* Material for the task
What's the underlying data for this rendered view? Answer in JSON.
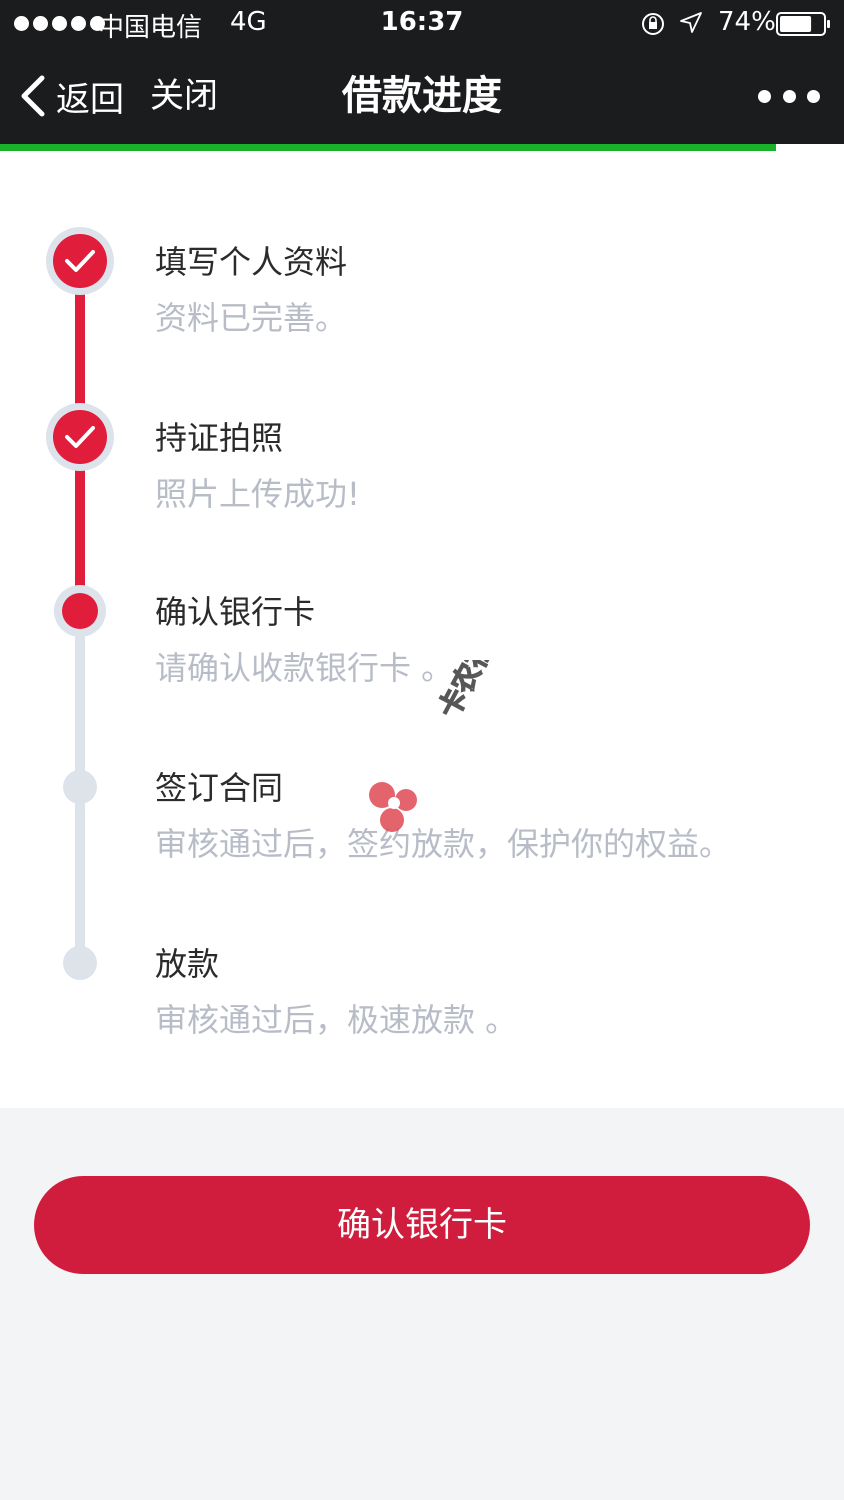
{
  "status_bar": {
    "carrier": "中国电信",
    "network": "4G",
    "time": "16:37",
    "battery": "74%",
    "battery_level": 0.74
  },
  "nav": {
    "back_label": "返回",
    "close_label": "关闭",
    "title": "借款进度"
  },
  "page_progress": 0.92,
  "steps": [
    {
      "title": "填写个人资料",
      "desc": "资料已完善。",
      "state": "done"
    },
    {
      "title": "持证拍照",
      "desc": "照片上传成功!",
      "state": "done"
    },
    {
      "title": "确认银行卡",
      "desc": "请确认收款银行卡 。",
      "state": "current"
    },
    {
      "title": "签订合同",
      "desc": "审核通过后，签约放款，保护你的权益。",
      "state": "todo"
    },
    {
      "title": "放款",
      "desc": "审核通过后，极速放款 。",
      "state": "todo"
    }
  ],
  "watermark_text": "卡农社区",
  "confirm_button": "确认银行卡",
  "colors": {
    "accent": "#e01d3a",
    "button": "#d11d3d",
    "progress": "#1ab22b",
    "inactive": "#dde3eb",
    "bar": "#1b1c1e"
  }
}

...

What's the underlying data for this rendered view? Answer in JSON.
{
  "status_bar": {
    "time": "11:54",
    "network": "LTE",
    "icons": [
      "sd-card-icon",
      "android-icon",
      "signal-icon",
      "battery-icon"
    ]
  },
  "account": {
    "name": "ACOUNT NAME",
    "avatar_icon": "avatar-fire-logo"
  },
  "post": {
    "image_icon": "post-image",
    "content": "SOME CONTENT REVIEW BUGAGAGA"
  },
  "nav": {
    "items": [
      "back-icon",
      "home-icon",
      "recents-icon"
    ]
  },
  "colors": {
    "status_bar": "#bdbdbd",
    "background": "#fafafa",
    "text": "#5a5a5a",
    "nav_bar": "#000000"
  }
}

* Set task
Each line with the string "title" in it needs to be found and copied.

* Answer to the problem
    "title": "借款进度"
      "title": "填写个人资料",
      "title": "持证拍照",
      "title": "确认银行卡",
      "title": "签订合同",
      "title": "放款",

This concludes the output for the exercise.